##### RECORDS #####

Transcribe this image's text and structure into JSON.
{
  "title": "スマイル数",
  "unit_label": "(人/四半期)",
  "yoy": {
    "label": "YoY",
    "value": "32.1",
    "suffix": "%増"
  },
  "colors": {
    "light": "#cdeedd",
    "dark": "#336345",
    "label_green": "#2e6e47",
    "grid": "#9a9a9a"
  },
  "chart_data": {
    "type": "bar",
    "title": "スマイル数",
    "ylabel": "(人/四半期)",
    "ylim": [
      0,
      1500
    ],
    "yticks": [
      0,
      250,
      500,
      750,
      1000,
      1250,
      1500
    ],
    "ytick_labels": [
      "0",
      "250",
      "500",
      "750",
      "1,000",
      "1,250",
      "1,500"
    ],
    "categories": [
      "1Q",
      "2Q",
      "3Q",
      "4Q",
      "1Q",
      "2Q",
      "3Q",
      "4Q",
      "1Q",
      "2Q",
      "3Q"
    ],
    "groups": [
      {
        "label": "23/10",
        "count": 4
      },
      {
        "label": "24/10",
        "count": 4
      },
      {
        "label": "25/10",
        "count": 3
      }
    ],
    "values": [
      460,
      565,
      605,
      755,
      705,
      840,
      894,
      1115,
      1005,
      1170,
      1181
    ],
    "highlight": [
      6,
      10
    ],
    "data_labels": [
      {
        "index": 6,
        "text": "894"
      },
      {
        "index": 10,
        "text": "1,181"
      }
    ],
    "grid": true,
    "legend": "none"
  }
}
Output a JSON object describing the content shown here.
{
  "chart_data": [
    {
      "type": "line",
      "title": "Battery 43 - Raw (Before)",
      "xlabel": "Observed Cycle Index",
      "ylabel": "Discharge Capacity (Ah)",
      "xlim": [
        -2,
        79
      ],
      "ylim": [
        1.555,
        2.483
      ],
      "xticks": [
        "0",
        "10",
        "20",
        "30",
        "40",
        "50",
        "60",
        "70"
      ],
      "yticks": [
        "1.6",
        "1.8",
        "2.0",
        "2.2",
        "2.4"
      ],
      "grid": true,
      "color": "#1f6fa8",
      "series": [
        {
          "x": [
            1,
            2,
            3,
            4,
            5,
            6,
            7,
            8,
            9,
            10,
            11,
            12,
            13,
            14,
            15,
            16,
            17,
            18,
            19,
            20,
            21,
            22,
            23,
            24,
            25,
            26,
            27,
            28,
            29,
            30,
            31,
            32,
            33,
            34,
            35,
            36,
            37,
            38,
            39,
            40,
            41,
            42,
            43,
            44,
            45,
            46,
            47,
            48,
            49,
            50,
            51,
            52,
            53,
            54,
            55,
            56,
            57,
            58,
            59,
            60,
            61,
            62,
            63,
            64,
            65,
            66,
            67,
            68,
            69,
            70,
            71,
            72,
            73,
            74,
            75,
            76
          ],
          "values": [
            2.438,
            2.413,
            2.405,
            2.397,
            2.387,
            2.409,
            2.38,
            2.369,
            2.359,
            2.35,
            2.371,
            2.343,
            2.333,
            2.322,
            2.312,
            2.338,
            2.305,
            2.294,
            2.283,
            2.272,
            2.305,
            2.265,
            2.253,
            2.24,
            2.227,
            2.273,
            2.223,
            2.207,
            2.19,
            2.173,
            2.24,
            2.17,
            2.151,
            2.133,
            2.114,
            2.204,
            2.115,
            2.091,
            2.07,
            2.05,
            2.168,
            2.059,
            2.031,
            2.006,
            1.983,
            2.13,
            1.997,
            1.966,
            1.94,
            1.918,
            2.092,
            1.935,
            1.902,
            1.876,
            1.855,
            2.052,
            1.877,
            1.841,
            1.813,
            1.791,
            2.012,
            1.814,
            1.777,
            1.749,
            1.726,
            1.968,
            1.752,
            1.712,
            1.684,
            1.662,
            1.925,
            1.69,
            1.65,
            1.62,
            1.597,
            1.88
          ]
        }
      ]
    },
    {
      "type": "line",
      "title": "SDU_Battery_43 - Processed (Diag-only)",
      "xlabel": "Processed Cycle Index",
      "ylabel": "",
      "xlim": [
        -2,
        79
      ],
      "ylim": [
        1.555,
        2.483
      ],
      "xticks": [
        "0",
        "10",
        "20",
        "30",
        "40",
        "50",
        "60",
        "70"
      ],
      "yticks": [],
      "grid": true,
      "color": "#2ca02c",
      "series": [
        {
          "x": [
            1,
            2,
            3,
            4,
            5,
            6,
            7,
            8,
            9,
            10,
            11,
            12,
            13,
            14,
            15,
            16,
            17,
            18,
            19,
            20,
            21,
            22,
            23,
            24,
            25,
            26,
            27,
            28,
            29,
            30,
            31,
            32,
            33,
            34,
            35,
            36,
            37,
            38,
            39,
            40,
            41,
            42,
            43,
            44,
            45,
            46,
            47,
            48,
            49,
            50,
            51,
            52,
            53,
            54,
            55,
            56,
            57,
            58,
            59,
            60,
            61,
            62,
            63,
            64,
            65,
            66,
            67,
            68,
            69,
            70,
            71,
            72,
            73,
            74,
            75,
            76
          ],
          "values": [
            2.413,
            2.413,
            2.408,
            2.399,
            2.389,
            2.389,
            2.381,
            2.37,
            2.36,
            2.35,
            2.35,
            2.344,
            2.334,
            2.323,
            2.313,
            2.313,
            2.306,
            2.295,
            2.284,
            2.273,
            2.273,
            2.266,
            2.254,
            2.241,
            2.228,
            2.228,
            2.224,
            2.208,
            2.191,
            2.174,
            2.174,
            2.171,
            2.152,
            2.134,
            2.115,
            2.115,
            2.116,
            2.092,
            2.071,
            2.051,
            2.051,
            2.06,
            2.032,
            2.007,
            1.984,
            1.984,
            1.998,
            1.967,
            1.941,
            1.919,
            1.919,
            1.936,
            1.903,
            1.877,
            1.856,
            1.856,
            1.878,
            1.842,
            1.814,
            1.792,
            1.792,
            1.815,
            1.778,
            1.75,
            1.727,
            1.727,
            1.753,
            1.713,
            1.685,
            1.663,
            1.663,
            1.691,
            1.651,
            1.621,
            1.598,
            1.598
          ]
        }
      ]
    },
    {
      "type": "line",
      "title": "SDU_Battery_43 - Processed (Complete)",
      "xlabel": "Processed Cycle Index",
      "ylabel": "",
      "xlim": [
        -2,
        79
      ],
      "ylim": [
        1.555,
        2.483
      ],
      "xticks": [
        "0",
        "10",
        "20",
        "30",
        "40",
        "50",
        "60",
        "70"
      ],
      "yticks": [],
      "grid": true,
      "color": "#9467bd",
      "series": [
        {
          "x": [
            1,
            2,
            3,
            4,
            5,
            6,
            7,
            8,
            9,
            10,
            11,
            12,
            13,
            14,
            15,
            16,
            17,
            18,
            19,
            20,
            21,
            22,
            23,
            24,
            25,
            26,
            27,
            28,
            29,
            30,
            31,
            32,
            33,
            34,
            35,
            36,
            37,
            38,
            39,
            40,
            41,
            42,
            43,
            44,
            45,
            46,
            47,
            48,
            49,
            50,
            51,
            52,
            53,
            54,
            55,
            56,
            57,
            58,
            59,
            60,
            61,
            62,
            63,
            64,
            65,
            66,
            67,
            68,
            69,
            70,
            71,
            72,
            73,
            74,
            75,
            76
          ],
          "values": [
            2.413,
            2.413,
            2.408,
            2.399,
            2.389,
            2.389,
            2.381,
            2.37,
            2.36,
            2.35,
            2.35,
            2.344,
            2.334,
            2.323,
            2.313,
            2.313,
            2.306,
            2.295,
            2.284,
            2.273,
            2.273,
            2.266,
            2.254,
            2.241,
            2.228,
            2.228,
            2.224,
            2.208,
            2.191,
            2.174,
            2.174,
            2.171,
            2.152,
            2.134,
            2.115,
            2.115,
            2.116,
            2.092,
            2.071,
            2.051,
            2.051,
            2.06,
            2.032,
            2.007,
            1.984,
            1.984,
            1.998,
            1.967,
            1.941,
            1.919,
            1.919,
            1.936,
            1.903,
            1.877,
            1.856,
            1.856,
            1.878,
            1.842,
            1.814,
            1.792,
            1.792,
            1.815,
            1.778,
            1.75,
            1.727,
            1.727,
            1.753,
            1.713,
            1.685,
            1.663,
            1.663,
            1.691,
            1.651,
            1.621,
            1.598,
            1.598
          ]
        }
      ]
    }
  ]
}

#####

## THE REQUEST
Count every line of the records that holds "title". State the number, nothing else.

## SOLUTION FOR THIS TASK
5